- _Aim of the task_:
Each line of the material below that holds the word "责任到人" needs to be copied.

======== Listed entries ========

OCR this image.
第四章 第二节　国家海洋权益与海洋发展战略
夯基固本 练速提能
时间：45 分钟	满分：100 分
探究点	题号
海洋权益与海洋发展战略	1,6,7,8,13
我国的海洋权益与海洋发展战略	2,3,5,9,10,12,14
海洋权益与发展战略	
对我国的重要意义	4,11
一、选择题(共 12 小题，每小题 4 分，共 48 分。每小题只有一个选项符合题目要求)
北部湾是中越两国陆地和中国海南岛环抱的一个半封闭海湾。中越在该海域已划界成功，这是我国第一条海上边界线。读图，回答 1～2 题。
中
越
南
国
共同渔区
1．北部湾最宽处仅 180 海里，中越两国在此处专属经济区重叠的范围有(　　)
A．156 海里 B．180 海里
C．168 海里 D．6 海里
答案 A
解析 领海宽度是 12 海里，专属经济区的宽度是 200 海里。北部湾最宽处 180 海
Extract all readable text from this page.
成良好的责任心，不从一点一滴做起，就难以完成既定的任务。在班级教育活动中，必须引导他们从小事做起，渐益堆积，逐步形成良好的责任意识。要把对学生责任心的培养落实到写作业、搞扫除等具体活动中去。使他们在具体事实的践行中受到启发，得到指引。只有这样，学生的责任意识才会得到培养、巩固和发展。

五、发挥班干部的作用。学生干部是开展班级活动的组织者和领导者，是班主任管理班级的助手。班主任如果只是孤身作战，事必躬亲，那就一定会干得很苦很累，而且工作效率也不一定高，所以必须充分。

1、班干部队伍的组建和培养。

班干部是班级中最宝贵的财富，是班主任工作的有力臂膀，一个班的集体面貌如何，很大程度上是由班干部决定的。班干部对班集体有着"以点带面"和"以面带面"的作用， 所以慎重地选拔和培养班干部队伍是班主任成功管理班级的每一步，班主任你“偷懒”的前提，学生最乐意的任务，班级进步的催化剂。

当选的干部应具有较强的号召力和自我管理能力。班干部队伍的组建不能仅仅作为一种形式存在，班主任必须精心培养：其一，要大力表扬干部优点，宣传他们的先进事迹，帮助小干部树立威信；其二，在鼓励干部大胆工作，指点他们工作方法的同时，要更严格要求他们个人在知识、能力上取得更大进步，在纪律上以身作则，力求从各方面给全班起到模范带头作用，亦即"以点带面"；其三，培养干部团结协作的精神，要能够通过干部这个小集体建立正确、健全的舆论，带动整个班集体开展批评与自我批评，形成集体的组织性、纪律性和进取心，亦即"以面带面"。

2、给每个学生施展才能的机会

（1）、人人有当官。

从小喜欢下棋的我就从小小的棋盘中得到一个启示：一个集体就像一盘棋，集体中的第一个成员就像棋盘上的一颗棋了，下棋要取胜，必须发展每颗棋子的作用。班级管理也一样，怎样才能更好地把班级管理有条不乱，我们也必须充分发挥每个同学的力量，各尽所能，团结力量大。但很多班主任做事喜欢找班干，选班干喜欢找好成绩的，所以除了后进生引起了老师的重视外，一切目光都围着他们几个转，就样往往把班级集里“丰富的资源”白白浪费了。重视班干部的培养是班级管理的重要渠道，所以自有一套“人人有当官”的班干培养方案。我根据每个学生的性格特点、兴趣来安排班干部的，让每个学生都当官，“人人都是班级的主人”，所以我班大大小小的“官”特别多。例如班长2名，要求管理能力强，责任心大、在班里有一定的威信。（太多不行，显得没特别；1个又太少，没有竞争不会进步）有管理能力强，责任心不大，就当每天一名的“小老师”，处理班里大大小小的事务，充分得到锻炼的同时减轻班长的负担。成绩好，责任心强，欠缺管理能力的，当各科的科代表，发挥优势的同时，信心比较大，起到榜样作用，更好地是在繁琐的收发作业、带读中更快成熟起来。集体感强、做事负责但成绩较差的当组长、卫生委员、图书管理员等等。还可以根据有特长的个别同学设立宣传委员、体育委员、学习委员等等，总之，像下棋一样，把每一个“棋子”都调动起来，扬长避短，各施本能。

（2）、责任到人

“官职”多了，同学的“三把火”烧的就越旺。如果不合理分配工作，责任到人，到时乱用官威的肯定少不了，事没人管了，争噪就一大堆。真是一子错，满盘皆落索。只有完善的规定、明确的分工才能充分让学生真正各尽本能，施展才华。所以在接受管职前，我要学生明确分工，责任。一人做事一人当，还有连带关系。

========

- _The response_:
（2）、责任到人
“官职”多了，同学的“三把火”烧的就越旺。如果不合理分配工作，责任到人，到时乱用官威的肯定少不了，事没人管了，争噪就一大堆。真是一子错，满盘皆落索。只有完善的规定、明确的分工才能充分让学生真正各尽本能，施展才华。所以在接受管职前，我要学生明确分工，责任。一人做事一人当，还有连带关系。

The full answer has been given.